▶ **Task requirements**
Copy out every line containing the word "text".
-- start --
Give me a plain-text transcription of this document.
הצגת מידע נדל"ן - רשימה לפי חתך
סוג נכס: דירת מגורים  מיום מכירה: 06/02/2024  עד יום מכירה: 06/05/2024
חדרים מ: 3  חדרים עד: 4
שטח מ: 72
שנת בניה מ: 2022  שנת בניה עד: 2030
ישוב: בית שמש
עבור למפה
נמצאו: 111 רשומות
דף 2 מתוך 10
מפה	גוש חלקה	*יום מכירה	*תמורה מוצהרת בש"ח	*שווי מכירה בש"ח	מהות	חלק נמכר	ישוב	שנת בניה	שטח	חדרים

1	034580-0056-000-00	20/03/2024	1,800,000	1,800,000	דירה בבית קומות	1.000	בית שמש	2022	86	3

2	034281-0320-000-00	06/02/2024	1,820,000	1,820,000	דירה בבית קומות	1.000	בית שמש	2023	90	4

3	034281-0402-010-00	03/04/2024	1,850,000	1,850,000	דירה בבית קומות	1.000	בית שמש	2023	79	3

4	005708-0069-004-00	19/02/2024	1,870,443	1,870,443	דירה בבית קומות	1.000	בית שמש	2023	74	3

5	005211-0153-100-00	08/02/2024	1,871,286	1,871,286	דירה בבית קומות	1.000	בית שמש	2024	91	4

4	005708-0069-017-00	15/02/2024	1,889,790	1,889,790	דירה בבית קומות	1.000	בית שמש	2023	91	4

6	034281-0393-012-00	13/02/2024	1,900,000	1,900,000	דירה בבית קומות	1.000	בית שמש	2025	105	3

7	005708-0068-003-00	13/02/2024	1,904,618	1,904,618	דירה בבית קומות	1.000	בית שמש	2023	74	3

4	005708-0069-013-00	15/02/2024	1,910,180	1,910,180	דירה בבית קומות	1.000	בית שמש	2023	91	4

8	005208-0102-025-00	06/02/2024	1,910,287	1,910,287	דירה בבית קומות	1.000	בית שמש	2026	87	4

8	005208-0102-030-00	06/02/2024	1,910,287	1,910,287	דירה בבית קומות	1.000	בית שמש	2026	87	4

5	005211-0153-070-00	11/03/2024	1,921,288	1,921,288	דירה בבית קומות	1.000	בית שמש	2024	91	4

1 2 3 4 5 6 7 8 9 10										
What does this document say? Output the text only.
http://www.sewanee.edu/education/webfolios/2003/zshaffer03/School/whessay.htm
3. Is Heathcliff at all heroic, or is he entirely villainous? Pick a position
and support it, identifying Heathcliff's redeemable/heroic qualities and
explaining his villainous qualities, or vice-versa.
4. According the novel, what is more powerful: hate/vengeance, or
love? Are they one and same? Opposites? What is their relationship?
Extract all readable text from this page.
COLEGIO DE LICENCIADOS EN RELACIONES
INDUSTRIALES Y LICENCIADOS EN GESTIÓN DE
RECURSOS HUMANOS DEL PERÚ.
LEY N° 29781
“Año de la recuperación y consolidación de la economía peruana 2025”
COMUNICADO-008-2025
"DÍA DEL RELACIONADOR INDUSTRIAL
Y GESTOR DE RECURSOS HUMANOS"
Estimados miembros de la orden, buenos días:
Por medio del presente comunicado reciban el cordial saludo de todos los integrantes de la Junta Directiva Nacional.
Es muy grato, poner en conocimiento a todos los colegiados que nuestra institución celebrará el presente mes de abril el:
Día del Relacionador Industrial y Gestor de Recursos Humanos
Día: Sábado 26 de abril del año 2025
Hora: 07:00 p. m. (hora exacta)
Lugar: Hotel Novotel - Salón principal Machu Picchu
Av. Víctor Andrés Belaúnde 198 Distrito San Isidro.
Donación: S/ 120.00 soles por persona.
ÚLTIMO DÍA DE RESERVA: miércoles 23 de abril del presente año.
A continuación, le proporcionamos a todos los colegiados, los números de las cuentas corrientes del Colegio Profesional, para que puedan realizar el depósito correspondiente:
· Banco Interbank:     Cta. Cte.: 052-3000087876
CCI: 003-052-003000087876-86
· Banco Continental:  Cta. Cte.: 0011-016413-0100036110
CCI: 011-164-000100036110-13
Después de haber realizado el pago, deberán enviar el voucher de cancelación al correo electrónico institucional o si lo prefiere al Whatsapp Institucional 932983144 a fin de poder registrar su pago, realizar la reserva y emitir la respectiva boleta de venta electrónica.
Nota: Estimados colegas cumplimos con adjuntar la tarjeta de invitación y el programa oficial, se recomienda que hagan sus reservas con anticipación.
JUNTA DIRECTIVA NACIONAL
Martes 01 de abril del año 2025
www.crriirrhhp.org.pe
-- end --
▶ **Response to this task**
Give me a plain-text transcription of this document.
What does this document say? Output the text only.
Extract all readable text from this page.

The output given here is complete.